READING PASSAGE:
'''

That's right folks, In the Name of Love (or 'luurve' when said after a show, and two drinks)
It's the name of the first production I've been in since leaving dat ole Cruisin' bidness.
The gig was in Portugal's Algarve, Lagoa to be precise, and at 75o euros for just one show (plus five days rehearsal) it was also twice the pay I'd have earned from a week at sea. I wish jobs came along like this more often....Here's the programme.
And look, me! I have no idea if my Biog is correct, it's all Portugese to me...
The three other dancers in the cast were the nicest people you could ever hope to meet, and way too talented to be kicking around with the likes of me.
Here are the two guys, after a particularly tough day of rehearsing, and about to go for a beer at a pasteleria across the street.
Taxis, flights, hotel accommodation in my own room
(just when I thought I'd eradicated it from my vocabulary, the Hotel Cristal!)
breakfast AND dinner all paid for -a local restaurant 'sponsored' us for the latter- plus music composed by an emotional Serbian named Zoran who actually cried during rehearsals, the show, seeing us interact at dinner (no joke, the guy loved us) added up to a pretty damn-near perfect job, even with pointe shoes on.

'''

CHECK YOUR UNDERSTANDING:
(1) In the post about the Algarve dance show, what made the pay for the job stand out to the writer? Please answer in one to three sentences.
(2) Extend the post about the Algarve dance show, picking up after its last sentence.
The records below come from a separate source, not from the post.

RECORDS SHOWN:
'''

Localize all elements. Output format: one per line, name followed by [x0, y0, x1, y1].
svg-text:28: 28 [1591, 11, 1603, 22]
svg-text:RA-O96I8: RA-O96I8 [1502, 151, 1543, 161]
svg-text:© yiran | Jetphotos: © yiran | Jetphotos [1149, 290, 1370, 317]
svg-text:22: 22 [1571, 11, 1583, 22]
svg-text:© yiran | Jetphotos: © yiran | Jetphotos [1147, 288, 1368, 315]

'''

EXERCISE RESULTS:
(1) The fee for a single show plus five days of rehearsal was twice the pay the writer would have earned from a week at sea.

(2)
Here are mine, all pancaked up to look like extensions of my feet, which they most definitely are not.
I always have to ask myself how something so biologically wrong can look so pleasing onstage?
In a nutshell, it was an original work, and original choreography. (Read: nobody ever did it before, so I could call a few shots)
The dressing rooms were the nicest and newest I've ever been in. Check it out: FREE WATER!
Humble dancers never usually get such things.
And this shower is unbelieveable of a theatre its' size (350 pax).
The piano/violin/flute trio who accompanied us without conductor (we were only in the second act, time for nice long warm-up at the Get-Go!) made the whole thing unpredictable- one piece was decidedly slow- but lyrical and lovely. Not to get all artistic, but I could actually feel them. No tracks to fill, no old rehashing of Broadway, just us.
This is my partner and I, about a minute after pretty-much nailing our first pas de deux, called Nostalgia (but you have to say "NostalGIA" not the English "NosTALgia")
I'll have to work out how to put video on this thing and put it up here when I get the DVD through (just don't tell anyone, OK?)
My mum flew out to see me the day before the performance, to see the show and also to revisit Carvoeiro, the village in which we were staying and also the place we've holidayed when I was little, in this very villa actually.
I always think it's funny how life sometimes throws you opportunities like these (and even calls them NostalGIA!). Here we are exploring the resort we stayed in about 20 years ago.
I jumped into this pool from here,
and cracked my chin open...
and we used to eat here in this restaurant where the steaks come on sizzling hot stones.
My sister I remember fell into this fountain, and they used to have a Portugese dance troupe in this area with the fish mosaic.
Look, it was all so new when we first came here!
There's a bar for sale in my beloved square. Hmm, what would I call my bar?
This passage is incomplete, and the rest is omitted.